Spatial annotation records
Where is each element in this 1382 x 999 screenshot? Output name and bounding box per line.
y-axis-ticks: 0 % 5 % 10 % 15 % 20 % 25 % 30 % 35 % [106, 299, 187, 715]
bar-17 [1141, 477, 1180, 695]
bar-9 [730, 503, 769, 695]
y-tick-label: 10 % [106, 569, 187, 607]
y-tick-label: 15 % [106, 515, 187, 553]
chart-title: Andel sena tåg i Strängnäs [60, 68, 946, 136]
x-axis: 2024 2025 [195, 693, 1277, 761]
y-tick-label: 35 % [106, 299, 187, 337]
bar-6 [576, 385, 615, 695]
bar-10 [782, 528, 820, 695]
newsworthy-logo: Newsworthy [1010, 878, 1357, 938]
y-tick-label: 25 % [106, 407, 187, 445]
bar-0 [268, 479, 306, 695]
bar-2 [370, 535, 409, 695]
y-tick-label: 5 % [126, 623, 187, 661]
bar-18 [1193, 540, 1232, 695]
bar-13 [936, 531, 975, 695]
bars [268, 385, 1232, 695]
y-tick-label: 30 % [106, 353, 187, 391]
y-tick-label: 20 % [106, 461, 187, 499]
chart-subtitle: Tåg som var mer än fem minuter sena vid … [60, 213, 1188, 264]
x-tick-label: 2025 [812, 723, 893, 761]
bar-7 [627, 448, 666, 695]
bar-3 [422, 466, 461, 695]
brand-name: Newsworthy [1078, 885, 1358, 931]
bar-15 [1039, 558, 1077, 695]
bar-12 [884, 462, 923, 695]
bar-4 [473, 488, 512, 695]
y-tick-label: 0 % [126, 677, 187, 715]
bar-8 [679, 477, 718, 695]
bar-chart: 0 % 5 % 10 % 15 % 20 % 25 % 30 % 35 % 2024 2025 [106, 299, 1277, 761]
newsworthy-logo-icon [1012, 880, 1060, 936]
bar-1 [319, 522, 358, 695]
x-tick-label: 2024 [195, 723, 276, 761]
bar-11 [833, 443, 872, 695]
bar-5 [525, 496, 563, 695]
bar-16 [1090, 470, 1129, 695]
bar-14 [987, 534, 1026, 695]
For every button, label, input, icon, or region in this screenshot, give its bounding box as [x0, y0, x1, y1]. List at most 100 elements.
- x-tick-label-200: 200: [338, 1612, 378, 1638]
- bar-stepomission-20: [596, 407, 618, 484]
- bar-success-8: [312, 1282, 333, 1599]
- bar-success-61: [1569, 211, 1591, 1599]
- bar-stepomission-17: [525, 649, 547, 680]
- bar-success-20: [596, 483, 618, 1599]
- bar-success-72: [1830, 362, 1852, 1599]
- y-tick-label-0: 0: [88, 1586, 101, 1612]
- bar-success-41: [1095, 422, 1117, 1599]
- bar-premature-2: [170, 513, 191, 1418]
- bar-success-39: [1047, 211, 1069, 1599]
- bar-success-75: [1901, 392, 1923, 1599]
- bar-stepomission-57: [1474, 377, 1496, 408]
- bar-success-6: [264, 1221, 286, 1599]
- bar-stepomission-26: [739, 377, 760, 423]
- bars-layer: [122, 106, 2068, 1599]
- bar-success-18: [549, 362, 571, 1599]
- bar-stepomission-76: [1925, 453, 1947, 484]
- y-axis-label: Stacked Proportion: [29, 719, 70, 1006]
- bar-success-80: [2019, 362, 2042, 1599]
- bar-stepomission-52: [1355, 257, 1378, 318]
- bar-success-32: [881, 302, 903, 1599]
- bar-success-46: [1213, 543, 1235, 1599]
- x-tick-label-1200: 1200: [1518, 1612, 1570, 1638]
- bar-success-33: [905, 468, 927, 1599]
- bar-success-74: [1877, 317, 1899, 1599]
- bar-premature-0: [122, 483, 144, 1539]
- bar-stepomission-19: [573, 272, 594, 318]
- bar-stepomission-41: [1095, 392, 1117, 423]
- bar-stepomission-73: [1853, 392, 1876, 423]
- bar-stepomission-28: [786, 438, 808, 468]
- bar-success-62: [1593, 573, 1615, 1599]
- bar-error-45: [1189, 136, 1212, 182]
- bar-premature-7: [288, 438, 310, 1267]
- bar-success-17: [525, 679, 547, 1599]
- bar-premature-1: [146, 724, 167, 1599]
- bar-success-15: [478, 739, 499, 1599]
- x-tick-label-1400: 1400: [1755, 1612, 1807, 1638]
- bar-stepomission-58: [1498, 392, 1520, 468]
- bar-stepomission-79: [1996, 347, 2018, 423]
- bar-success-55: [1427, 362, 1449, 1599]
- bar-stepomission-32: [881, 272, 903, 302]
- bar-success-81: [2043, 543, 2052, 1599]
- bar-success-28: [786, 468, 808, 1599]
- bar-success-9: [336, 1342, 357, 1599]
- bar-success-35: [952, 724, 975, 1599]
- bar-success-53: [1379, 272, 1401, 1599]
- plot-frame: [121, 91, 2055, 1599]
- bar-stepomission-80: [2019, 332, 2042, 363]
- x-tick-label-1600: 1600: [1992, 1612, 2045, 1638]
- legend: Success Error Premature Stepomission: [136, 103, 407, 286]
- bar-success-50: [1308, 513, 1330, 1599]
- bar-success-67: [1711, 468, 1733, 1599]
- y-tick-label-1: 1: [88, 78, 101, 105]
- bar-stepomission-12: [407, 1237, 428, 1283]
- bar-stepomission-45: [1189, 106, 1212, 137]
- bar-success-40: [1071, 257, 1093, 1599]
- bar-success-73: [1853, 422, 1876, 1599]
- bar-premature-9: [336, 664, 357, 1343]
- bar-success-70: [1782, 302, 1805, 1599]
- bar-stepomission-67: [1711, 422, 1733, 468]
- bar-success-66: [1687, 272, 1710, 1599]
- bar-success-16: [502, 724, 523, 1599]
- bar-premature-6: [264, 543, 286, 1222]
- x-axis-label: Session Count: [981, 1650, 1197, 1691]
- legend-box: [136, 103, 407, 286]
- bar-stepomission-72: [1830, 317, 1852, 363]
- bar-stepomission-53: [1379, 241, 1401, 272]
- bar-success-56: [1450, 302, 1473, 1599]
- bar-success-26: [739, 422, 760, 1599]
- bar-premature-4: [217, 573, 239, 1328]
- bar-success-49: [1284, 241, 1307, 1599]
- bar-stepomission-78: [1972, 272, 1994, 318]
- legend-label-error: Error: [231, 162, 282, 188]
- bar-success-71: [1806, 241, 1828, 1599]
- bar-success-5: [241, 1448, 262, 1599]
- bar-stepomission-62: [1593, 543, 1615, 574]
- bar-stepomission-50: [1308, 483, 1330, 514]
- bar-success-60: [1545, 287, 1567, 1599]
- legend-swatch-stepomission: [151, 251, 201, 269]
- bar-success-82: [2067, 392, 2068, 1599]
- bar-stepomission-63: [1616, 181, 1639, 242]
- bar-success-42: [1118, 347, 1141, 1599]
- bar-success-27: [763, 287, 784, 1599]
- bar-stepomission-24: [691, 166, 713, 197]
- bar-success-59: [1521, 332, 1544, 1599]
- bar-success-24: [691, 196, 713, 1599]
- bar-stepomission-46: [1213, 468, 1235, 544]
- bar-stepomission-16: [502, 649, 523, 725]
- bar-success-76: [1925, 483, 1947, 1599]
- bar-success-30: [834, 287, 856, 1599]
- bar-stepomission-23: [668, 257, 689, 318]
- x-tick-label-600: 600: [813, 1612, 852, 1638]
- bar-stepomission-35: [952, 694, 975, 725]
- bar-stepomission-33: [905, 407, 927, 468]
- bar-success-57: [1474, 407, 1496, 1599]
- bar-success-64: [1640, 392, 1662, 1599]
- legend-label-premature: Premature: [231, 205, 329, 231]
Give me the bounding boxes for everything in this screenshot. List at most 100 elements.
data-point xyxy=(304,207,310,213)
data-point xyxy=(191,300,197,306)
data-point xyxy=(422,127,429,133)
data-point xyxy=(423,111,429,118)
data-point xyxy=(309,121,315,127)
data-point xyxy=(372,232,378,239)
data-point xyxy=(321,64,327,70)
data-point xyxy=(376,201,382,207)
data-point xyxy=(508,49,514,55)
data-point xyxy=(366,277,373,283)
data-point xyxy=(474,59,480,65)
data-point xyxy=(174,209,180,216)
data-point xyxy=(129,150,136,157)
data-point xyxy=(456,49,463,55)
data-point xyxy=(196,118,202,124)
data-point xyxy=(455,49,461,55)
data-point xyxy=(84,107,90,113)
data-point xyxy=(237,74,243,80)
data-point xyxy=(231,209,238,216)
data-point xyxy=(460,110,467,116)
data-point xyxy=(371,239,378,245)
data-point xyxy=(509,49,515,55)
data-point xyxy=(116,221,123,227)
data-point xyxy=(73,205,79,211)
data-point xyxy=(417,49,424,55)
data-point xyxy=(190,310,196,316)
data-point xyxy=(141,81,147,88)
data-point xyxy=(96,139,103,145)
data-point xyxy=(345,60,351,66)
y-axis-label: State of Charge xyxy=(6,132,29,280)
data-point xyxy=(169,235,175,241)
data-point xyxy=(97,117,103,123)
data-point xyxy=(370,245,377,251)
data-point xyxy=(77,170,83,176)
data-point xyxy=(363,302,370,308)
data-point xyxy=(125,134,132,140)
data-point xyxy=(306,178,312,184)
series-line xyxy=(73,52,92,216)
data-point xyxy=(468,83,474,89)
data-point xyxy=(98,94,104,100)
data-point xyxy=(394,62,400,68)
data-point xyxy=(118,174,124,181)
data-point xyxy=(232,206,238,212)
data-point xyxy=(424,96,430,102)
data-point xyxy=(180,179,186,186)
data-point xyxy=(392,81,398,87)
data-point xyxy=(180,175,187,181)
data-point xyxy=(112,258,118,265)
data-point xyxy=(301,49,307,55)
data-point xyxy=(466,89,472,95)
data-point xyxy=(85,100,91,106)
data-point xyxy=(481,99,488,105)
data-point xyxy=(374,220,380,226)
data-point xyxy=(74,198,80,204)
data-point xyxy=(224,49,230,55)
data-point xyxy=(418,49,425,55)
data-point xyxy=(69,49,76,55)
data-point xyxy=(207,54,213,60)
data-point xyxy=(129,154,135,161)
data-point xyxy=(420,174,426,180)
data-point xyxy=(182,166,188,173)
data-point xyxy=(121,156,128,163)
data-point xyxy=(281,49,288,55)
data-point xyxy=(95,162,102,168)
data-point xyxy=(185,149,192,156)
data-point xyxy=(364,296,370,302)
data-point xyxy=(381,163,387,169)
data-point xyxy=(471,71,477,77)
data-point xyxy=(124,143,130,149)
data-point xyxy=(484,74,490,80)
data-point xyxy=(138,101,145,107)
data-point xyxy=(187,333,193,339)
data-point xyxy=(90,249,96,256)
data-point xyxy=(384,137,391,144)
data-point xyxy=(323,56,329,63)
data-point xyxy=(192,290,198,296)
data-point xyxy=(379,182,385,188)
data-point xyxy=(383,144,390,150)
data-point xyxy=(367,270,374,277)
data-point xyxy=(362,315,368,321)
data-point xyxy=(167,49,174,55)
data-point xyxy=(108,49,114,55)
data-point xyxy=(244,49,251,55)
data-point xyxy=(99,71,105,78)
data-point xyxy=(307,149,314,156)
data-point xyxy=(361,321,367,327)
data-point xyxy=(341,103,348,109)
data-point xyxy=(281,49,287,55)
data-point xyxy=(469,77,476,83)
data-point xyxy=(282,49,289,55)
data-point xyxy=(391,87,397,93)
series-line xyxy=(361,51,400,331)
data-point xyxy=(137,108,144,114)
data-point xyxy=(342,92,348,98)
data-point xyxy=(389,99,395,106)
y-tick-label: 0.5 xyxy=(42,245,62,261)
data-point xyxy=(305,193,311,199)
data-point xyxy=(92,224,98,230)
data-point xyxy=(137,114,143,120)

What the task requires - Render the stretch of the items from their first line through the line containing "bar-4 [473, 488, 512, 695]" as a numbered list, leaving out any blank lines.

Solution to this problem -
1. Where is each element in this 1382 x 999 screenshot? Output name and bounding box per line.
2. y-axis-ticks: 0 % 5 % 10 % 15 % 20 % 25 % 30 % 35 % [106, 299, 187, 715]
3. bar-17 [1141, 477, 1180, 695]
4. bar-9 [730, 503, 769, 695]
5. y-tick-label: 10 % [106, 569, 187, 607]
6. y-tick-label: 15 % [106, 515, 187, 553]
7. chart-title: Andel sena tåg i Strängnäs [60, 68, 946, 136]
8. x-axis: 2024 2025 [195, 693, 1277, 761]
9. y-tick-label: 35 % [106, 299, 187, 337]
10. bar-6 [576, 385, 615, 695]
11. bar-10 [782, 528, 820, 695]
12. newsworthy-logo: Newsworthy [1010, 878, 1357, 938]
13. y-tick-label: 25 % [106, 407, 187, 445]
14. bar-0 [268, 479, 306, 695]
15. bar-2 [370, 535, 409, 695]
16. y-tick-label: 5 % [126, 623, 187, 661]
17. bar-18 [1193, 540, 1232, 695]
18. bar-13 [936, 531, 975, 695]
19. bars [268, 385, 1232, 695]
20. y-tick-label: 30 % [106, 353, 187, 391]
21. y-tick-label: 20 % [106, 461, 187, 499]
22. chart-subtitle: Tåg som var mer än fem minuter sena vid … [60, 213, 1188, 264]
23. x-tick-label: 2025 [812, 723, 893, 761]
24. bar-7 [627, 448, 666, 695]
25. bar-3 [422, 466, 461, 695]
26. brand-name: Newsworthy [1078, 885, 1358, 931]
27. bar-15 [1039, 558, 1077, 695]
28. bar-12 [884, 462, 923, 695]
29. bar-4 [473, 488, 512, 695]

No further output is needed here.